---------- Records shown ----------
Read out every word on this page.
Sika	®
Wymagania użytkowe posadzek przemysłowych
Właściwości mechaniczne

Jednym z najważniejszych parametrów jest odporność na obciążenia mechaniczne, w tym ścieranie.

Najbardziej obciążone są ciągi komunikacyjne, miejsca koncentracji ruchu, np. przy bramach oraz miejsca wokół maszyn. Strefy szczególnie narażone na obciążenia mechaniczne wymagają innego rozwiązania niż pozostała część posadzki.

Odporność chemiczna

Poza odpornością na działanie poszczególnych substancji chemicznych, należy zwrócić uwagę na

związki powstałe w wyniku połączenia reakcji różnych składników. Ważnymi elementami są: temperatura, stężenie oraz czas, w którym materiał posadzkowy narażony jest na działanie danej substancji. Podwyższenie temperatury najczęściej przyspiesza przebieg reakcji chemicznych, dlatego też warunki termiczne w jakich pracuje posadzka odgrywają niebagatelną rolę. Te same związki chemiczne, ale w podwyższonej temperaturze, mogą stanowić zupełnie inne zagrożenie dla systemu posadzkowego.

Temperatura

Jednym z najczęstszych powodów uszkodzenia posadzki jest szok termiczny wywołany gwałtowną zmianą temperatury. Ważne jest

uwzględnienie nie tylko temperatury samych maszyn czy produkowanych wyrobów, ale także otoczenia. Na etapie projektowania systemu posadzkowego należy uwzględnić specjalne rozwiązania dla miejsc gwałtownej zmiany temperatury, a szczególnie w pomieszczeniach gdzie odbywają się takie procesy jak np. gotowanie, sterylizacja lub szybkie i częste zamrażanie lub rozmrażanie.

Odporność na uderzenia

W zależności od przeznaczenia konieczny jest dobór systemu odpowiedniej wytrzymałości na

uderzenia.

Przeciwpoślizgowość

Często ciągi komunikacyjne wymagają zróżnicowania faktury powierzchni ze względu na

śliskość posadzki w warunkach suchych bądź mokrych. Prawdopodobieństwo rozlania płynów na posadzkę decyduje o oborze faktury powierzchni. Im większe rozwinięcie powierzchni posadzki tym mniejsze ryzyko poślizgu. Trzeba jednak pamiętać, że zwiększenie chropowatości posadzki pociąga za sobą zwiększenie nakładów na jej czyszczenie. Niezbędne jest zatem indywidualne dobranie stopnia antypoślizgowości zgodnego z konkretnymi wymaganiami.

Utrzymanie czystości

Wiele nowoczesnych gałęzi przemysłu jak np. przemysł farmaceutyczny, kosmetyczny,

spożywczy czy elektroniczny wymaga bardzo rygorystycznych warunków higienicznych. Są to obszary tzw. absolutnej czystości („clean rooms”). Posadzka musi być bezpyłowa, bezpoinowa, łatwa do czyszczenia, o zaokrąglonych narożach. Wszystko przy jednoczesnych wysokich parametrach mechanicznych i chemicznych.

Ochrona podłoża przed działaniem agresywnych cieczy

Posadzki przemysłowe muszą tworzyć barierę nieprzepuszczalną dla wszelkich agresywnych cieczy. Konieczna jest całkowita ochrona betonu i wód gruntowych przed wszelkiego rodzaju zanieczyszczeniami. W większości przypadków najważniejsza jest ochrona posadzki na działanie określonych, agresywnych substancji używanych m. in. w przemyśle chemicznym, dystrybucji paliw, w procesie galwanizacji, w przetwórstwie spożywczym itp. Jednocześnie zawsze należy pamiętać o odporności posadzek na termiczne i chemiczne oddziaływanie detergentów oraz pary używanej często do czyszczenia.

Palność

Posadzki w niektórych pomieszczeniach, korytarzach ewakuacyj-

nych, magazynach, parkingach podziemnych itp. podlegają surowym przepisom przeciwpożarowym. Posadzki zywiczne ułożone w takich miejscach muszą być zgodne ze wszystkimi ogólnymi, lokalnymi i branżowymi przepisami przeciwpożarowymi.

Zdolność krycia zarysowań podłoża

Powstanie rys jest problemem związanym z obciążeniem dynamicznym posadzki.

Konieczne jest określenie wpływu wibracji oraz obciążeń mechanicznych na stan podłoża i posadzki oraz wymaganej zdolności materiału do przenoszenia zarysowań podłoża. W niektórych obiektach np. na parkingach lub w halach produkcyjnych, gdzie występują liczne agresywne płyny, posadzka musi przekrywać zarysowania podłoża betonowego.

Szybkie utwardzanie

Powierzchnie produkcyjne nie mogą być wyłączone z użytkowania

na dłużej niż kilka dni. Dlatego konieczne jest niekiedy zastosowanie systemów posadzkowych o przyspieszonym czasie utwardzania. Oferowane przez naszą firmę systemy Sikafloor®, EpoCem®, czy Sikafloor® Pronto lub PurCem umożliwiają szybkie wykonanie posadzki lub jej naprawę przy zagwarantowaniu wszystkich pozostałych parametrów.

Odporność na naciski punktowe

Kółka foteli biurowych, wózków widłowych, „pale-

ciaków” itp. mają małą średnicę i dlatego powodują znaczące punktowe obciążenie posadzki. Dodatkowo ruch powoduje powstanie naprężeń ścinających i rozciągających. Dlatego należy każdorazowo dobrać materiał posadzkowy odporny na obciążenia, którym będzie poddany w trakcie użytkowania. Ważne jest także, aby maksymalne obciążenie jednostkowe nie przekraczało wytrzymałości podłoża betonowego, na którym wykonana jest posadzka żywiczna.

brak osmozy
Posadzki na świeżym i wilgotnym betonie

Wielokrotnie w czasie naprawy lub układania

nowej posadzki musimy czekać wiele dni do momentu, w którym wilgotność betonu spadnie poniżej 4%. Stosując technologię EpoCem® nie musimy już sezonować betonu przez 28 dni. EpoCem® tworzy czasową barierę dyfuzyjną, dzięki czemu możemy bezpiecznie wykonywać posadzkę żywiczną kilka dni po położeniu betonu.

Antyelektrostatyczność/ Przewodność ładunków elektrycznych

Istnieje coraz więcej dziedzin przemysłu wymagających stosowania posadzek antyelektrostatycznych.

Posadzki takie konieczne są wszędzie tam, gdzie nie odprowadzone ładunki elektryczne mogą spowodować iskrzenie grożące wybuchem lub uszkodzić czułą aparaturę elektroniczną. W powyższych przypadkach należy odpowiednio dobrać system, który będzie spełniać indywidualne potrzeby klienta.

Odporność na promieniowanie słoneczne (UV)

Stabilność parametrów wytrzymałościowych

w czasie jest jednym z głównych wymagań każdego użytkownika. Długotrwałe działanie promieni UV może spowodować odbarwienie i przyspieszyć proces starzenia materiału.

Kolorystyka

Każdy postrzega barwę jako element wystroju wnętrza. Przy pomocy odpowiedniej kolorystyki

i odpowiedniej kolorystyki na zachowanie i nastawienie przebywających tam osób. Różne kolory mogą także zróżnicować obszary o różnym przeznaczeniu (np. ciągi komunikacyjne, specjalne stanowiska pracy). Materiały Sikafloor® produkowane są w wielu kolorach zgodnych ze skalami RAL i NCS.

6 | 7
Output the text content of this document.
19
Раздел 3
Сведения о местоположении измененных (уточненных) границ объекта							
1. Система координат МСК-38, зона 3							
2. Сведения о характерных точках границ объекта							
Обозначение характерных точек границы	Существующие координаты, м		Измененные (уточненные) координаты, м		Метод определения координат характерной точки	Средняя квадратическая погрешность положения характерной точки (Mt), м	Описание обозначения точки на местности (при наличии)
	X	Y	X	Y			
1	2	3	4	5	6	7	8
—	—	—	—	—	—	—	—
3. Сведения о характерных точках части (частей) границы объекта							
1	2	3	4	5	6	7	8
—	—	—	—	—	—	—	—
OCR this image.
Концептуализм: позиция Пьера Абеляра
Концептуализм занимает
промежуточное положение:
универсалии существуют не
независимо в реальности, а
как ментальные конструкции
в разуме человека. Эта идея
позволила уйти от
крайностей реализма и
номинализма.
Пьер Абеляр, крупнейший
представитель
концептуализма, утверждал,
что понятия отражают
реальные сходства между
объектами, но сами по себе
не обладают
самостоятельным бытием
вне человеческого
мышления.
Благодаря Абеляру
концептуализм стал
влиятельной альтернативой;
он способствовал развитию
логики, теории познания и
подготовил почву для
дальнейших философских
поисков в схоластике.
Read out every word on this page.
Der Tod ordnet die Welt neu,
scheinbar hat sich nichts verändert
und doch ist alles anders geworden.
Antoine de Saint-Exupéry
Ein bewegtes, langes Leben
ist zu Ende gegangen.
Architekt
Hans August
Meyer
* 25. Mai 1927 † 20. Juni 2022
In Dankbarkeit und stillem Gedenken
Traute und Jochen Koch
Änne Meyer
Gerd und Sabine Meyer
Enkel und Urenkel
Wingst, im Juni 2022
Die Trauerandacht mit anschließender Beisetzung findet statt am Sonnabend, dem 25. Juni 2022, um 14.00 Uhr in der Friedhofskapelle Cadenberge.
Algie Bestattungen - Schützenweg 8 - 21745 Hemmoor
----------
Exercise goal ▸ Scan the material above for the word "точках". Copy each line where it occurs.

Exercise solution ▸
2. Сведения о характерных точках границ объекта							
3. Сведения о характерных точках части (частей) границы объекта							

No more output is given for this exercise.